> Exercise data
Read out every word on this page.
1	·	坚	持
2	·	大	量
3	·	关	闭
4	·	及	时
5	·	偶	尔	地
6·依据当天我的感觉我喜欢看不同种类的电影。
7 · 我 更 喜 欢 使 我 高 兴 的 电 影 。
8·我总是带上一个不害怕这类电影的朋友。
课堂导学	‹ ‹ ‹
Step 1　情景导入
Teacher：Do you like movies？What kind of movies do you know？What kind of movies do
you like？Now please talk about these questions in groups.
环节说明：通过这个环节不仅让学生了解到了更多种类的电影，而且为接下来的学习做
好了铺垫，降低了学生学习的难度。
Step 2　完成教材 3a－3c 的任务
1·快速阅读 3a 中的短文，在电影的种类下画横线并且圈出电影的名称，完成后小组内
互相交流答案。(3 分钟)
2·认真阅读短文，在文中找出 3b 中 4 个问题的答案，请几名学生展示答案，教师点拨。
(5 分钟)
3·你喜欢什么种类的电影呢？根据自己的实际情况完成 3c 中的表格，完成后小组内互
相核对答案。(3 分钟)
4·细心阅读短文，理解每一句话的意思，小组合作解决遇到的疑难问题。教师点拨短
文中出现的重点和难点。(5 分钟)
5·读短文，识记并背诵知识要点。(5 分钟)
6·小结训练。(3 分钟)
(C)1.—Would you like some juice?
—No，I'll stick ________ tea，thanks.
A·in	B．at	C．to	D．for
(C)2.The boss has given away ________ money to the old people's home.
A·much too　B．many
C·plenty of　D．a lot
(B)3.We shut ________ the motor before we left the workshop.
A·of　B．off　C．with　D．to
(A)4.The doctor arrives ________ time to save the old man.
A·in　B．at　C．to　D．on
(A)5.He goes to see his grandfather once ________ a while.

> Exercise aim
Out of the material above, select every line that holds the string "like".

> Response to this task
Teacher：Do you like movies？What kind of movies do you know？What kind of movies do
you like？Now please talk about these questions in groups.
(C)1.—Would you like some juice?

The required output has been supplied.